**Exercise brief:**
Your task is to output the listing word for word, with pictures excluded.

**Available records:**
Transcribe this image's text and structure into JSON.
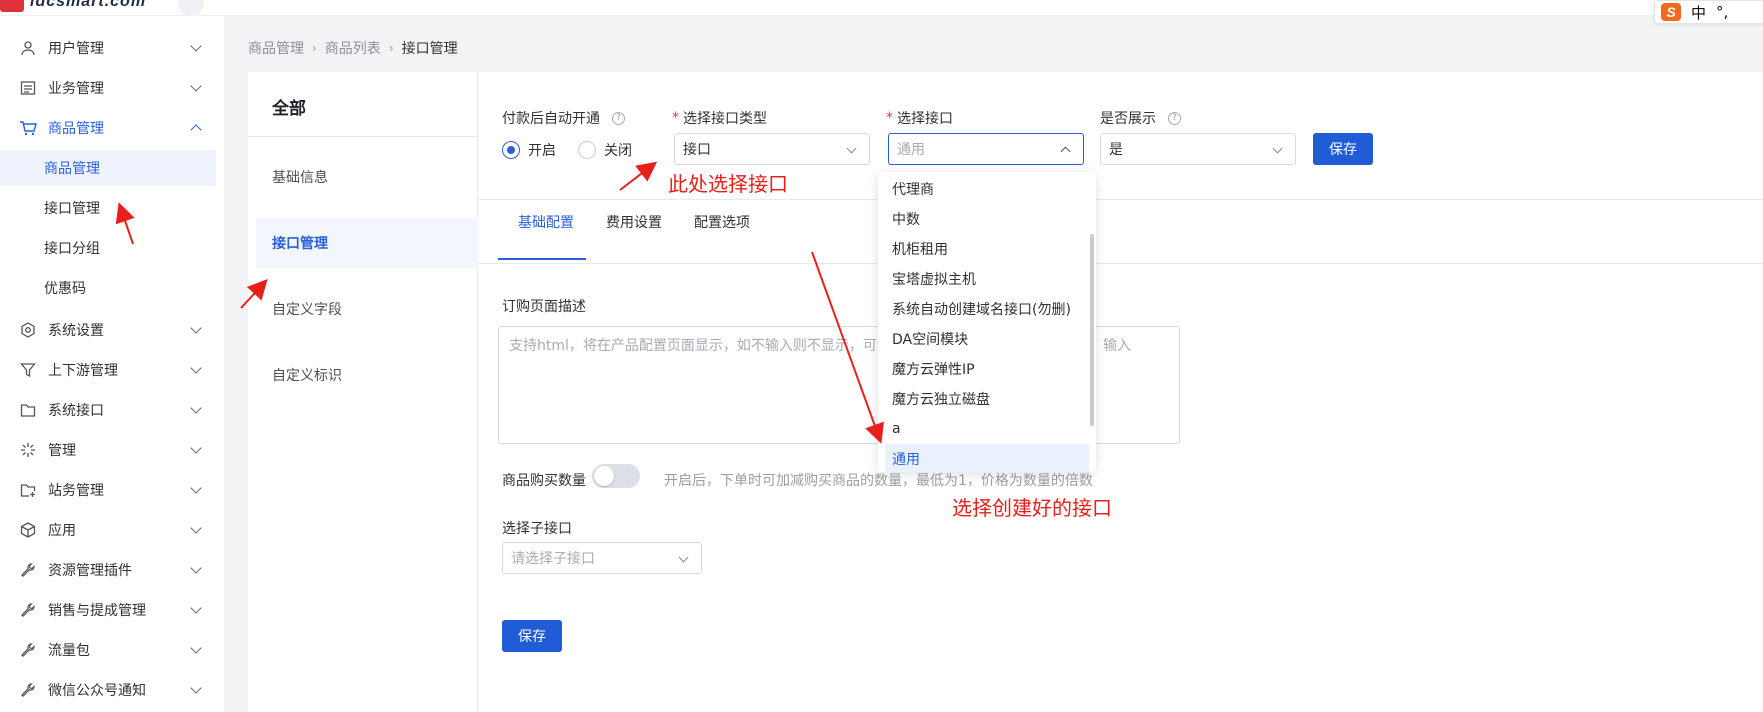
{
  "topbar": {
    "logo_text": "idcsmart.com"
  },
  "ime": {
    "logo": "S",
    "lang": "中",
    "punct": "°,"
  },
  "sidebar": {
    "items": [
      {
        "label": "用户管理",
        "icon": "user-icon"
      },
      {
        "label": "业务管理",
        "icon": "list-icon"
      },
      {
        "label": "商品管理",
        "icon": "cart-icon"
      },
      {
        "label": "系统设置",
        "icon": "gear-icon"
      },
      {
        "label": "上下游管理",
        "icon": "filter-icon"
      },
      {
        "label": "系统接口",
        "icon": "folder-icon"
      },
      {
        "label": "管理",
        "icon": "sparkle-icon"
      },
      {
        "label": "站务管理",
        "icon": "folder-plus-icon"
      },
      {
        "label": "应用",
        "icon": "cube-icon"
      },
      {
        "label": "资源管理插件",
        "icon": "wrench-icon"
      },
      {
        "label": "销售与提成管理",
        "icon": "wrench-icon"
      },
      {
        "label": "流量包",
        "icon": "wrench-icon"
      },
      {
        "label": "微信公众号通知",
        "icon": "wrench-icon"
      }
    ],
    "sub_items": [
      "商品管理",
      "接口管理",
      "接口分组",
      "优惠码"
    ]
  },
  "breadcrumb": {
    "items": [
      "商品管理",
      "商品列表",
      "接口管理"
    ],
    "sep": "›"
  },
  "leftmenu": {
    "title": "全部",
    "items": [
      "基础信息",
      "接口管理",
      "自定义字段",
      "自定义标识"
    ]
  },
  "form": {
    "auto_open_label": "付款后自动开通",
    "radio_on": "开启",
    "radio_off": "关闭",
    "iface_type_label": "选择接口类型",
    "iface_type_value": "接口",
    "iface_label": "选择接口",
    "iface_placeholder": "通用",
    "display_label": "是否展示",
    "display_value": "是",
    "save_label": "保存",
    "required_mark": "*",
    "help_mark": "?"
  },
  "tabs": [
    "基础配置",
    "费用设置",
    "配置选项"
  ],
  "config": {
    "desc_label": "订购页面描述",
    "desc_placeholder_left": "支持html，将在产品配置页面显示，如不输入则不显示，可调",
    "desc_placeholder_right": "输入",
    "qty_label": "商品购买数量",
    "qty_hint": "开启后，下单时可加减购买商品的数量，最低为1，价格为数量的倍数",
    "sub_iface_label": "选择子接口",
    "sub_iface_placeholder": "请选择子接口",
    "save_label": "保存"
  },
  "dropdown": {
    "options": [
      "代理商",
      "中数",
      "机柜租用",
      "宝塔虚拟主机",
      "系统自动创建域名接口(勿删)",
      "DA空间模块",
      "魔方云弹性IP",
      "魔方云独立磁盘",
      "a",
      "通用"
    ],
    "selected": "通用"
  },
  "annotations": {
    "select_here": "此处选择接口",
    "select_created": "选择创建好的接口"
  },
  "colors": {
    "accent": "#2a60d8",
    "annotation": "#e8201b",
    "button": "#1f5cd6"
  }
}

**Answer to the problem:**
Transcribe this image's text and structure into JSON.
{
  "topbar": {
    "logo_text": "idcsmart.com"
  },
  "ime": {
    "logo": "S",
    "lang": "中",
    "punct": "°,"
  },
  "sidebar": {
    "items": [
      {
        "label": "用户管理",
        "icon": "user-icon"
      },
      {
        "label": "业务管理",
        "icon": "list-icon"
      },
      {
        "label": "商品管理",
        "icon": "cart-icon"
      },
      {
        "label": "系统设置",
        "icon": "gear-icon"
      },
      {
        "label": "上下游管理",
        "icon": "filter-icon"
      },
      {
        "label": "系统接口",
        "icon": "folder-icon"
      },
      {
        "label": "管理",
        "icon": "sparkle-icon"
      },
      {
        "label": "站务管理",
        "icon": "folder-plus-icon"
      },
      {
        "label": "应用",
        "icon": "cube-icon"
      },
      {
        "label": "资源管理插件",
        "icon": "wrench-icon"
      },
      {
        "label": "销售与提成管理",
        "icon": "wrench-icon"
      },
      {
        "label": "流量包",
        "icon": "wrench-icon"
      },
      {
        "label": "微信公众号通知",
        "icon": "wrench-icon"
      }
    ],
    "sub_items": [
      "商品管理",
      "接口管理",
      "接口分组",
      "优惠码"
    ]
  },
  "breadcrumb": {
    "items": [
      "商品管理",
      "商品列表",
      "接口管理"
    ],
    "sep": "›"
  },
  "leftmenu": {
    "title": "全部",
    "items": [
      "基础信息",
      "接口管理",
      "自定义字段",
      "自定义标识"
    ]
  },
  "form": {
    "auto_open_label": "付款后自动开通",
    "radio_on": "开启",
    "radio_off": "关闭",
    "iface_type_label": "选择接口类型",
    "iface_type_value": "接口",
    "iface_label": "选择接口",
    "iface_placeholder": "通用",
    "display_label": "是否展示",
    "display_value": "是",
    "save_label": "保存",
    "required_mark": "*",
    "help_mark": "?"
  },
  "tabs": [
    "基础配置",
    "费用设置",
    "配置选项"
  ],
  "config": {
    "desc_label": "订购页面描述",
    "desc_placeholder_left": "支持html，将在产品配置页面显示，如不输入则不显示，可调",
    "desc_placeholder_right": "输入",
    "qty_label": "商品购买数量",
    "qty_hint": "开启后，下单时可加减购买商品的数量，最低为1，价格为数量的倍数",
    "sub_iface_label": "选择子接口",
    "sub_iface_placeholder": "请选择子接口",
    "save_label": "保存"
  },
  "dropdown": {
    "options": [
      "代理商",
      "中数",
      "机柜租用",
      "宝塔虚拟主机",
      "系统自动创建域名接口(勿删)",
      "DA空间模块",
      "魔方云弹性IP",
      "魔方云独立磁盘",
      "a",
      "通用"
    ],
    "selected": "通用"
  },
  "annotations": {
    "select_here": "此处选择接口",
    "select_created": "选择创建好的接口"
  },
  "colors": {
    "accent": "#2a60d8",
    "annotation": "#e8201b",
    "button": "#1f5cd6"
  }
}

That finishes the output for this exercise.